======== Dataset records
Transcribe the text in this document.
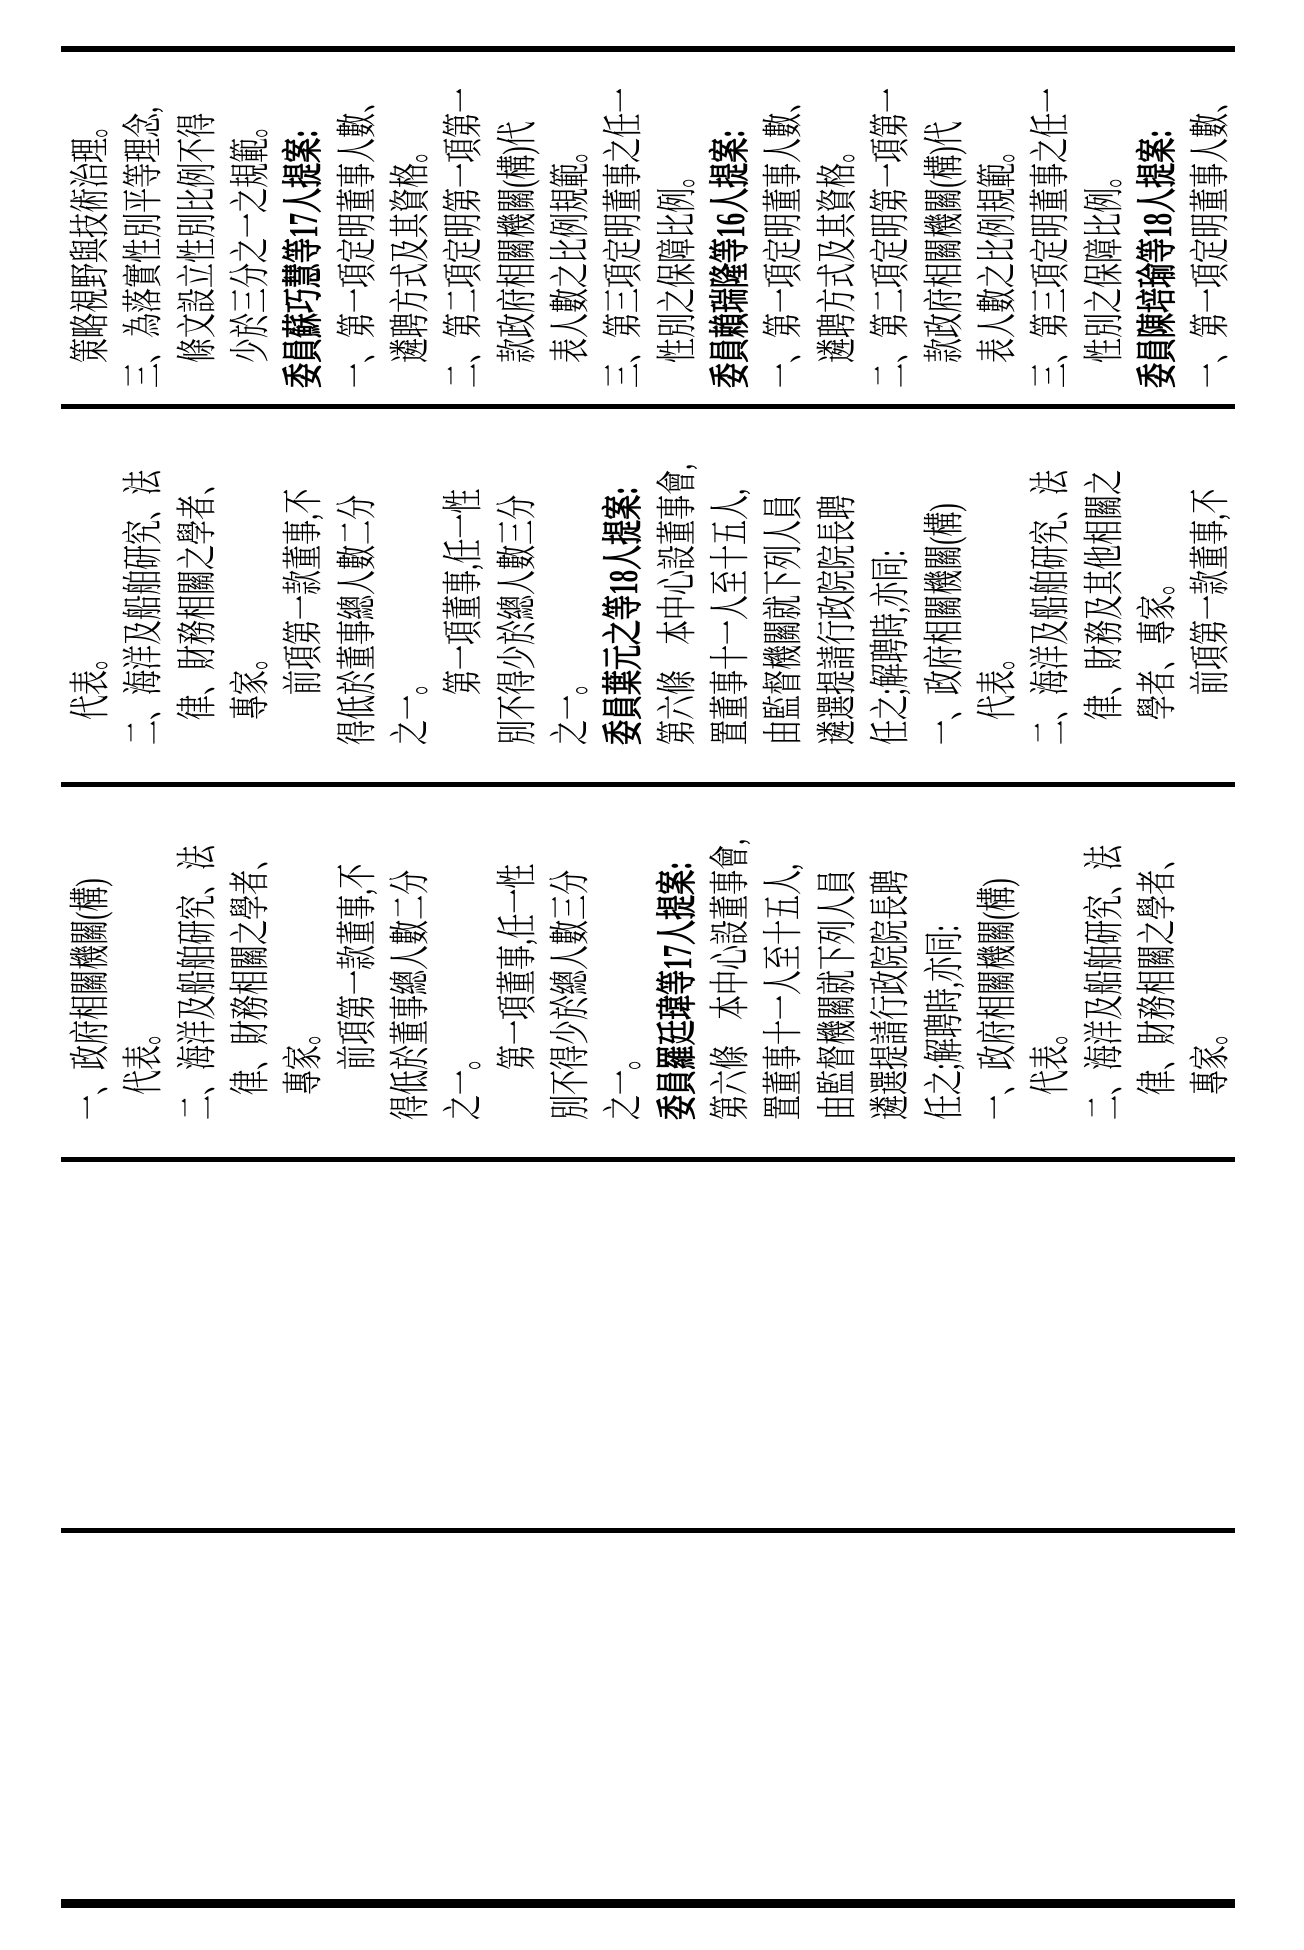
　策略視野與技術治理。 三、為落實性別平等理念, 　條文設立性別比例不得 　少於三分之一之規範。 委員蘇巧慧等17人提案: 一、第一項定明董事人數、 　遴聘方式及其資格。 二、第二項定明第一項第一 　款政府相關機關(構)代 　表人數之比例規範。 三、第三項定明董事之任一 　性別之保障比例。 委員賴瑞隆等16人提案: 一、第一項定明董事人數、 　遴聘方式及其資格。 二、第二項定明第一項第一 　款政府相關機關(構)代 　表人數之比例規範。 三、第三項定明董事之任一 　性別之保障比例。 委員陳培瑜等18人提案: 一、第一項定明董事人數、
　代表。 二、海洋及船舶研究、法 　律、財務相關之學者、 　專家。 　　前項第一款董事,不 得低於董事總人數二分 之一。 　　第一項董事,任一性 別不得少於總人數三分 之一。 委員葉元之等18人提案: 第六條　本中心設董事會, 置董事十一人至十五人, 由監督機關就下列人員 遴選提請行政院院長聘 任之;解聘時,亦同: 一、政府相關機關(構) 　代表。 二、海洋及船舶研究、法 　律、財務及其他相關之 　學者、專家。 　　前項第一款董事,不
一、政府相關機關(構) 　代表。 二、海洋及船舶研究、法 　律、財務相關之學者、 　專家。 　　前項第一款董事,不 得低於董事總人數二分 之一。 　　第一項董事,任一性 別不得少於總人數三分 之一。 委員羅廷瑋等17人提案: 第六條　本中心設董事會, 置董事十一人至十五人, 由監督機關就下列人員 遴選提請行政院院長聘 任之;解聘時,亦同: 一、政府相關機關(構) 　代表。 二、海洋及船舶研究、法 　律、財務相關之學者、 　專家。
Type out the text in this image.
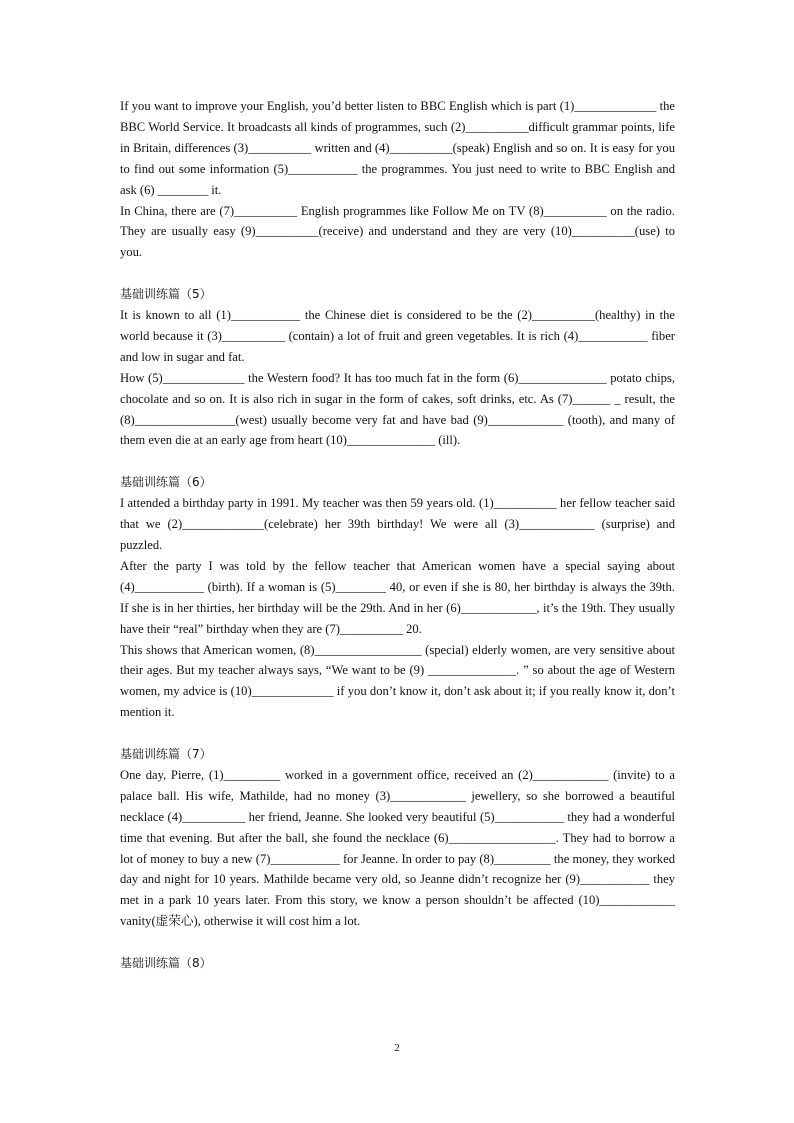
If you want to improve your English, you’d better listen to BBC English which is part (1)_____________ the BBC World Service. It broadcasts all kinds of programmes, such (2)__________difficult grammar points, life in Britain, differences (3)__________ written and (4)__________(speak) English and so on. It is easy for you to find out some information (5)___________ the programmes. You just need to write to BBC English and ask (6) ________ it.

In China, there are (7)__________ English programmes like Follow Me on TV (8)__________ on the radio. They are usually easy (9)__________(receive) and understand and they are very (10)__________(use) to you.

基础训练篇（5）

It is known to all (1)___________ the Chinese diet is considered to be the (2)__________(healthy) in the world because it (3)__________ (contain) a lot of fruit and green vegetables. It is rich (4)___________ fiber and low in sugar and fat.

How (5)_____________ the Western food? It has too much fat in the form (6)______________ potato chips, chocolate and so on. It is also rich in sugar in the form of cakes, soft drinks, etc. As (7)______ _ result, the (8)________________(west) usually become very fat and have bad (9)____________ (tooth), and many of them even die at an early age from heart (10)______________ (ill).

基础训练篇（6）

I attended a birthday party in 1991. My teacher was then 59 years old. (1)__________ her fellow teacher said that we (2)_____________(celebrate) her 39th birthday! We were all (3)____________ (surprise) and puzzled.

After the party I was told by the fellow teacher that American women have a special saying about (4)___________ (birth). If a woman is (5)________ 40, or even if she is 80, her birthday is always the 39th. If she is in her thirties, her birthday will be the 29th. And in her (6)____________, it’s the 19th. They usually have their “real” birthday when they are (7)__________ 20.

This shows that American women, (8)_________________ (special) elderly women, are very sensitive about their ages. But my teacher always says, “We want to be (9) ______________. ” so about the age of Western women, my advice is (10)_____________ if you don’t know it, don’t ask about it; if you really know it, don’t mention it.

基础训练篇（7）

One day, Pierre, (1)_________ worked in a government office, received an (2)____________ (invite) to a palace ball. His wife, Mathilde, had no money (3)____________ jewellery, so she borrowed a beautiful necklace (4)__________ her friend, Jeanne. She looked very beautiful (5)___________ they had a wonderful time that evening. But after the ball, she found the necklace (6)_________________. They had to borrow a lot of money to buy a new (7)___________ for Jeanne. In order to pay (8)_________ the money, they worked day and night for 10 years. Mathilde became very old, so Jeanne didn’t recognize her (9)___________ they met in a park 10 years later. From this story, we know a person shouldn’t be affected (10)____________ vanity(虚荣心), otherwise it will cost him a lot.

基础训练篇（8）

2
================
*Given request:* Look through the entries above and report each line where the string "別不得少於總人數三分" occurs.

*Full solution:*
　代表。 二、海洋及船舶研究、法 　律、財務相關之學者、 　專家。 　　前項第一款董事,不 得低於董事總人數二分 之一。 　　第一項董事,任一性 別不得少於總人數三分 之一。 委員葉元之等18人提案: 第六條　本中心設董事會, 置董事十一人至十五人, 由監督機關就下列人員 遴選提請行政院院長聘 任之;解聘時,亦同: 一、政府相關機關(構) 　代表。 二、海洋及船舶研究、法 　律、財務及其他相關之 　學者、專家。 　　前項第一款董事,不
一、政府相關機關(構) 　代表。 二、海洋及船舶研究、法 　律、財務相關之學者、 　專家。 　　前項第一款董事,不 得低於董事總人數二分 之一。 　　第一項董事,任一性 別不得少於總人數三分 之一。 委員羅廷瑋等17人提案: 第六條　本中心設董事會, 置董事十一人至十五人, 由監督機關就下列人員 遴選提請行政院院長聘 任之;解聘時,亦同: 一、政府相關機關(構) 　代表。 二、海洋及船舶研究、法 　律、財務相關之學者、 　專家。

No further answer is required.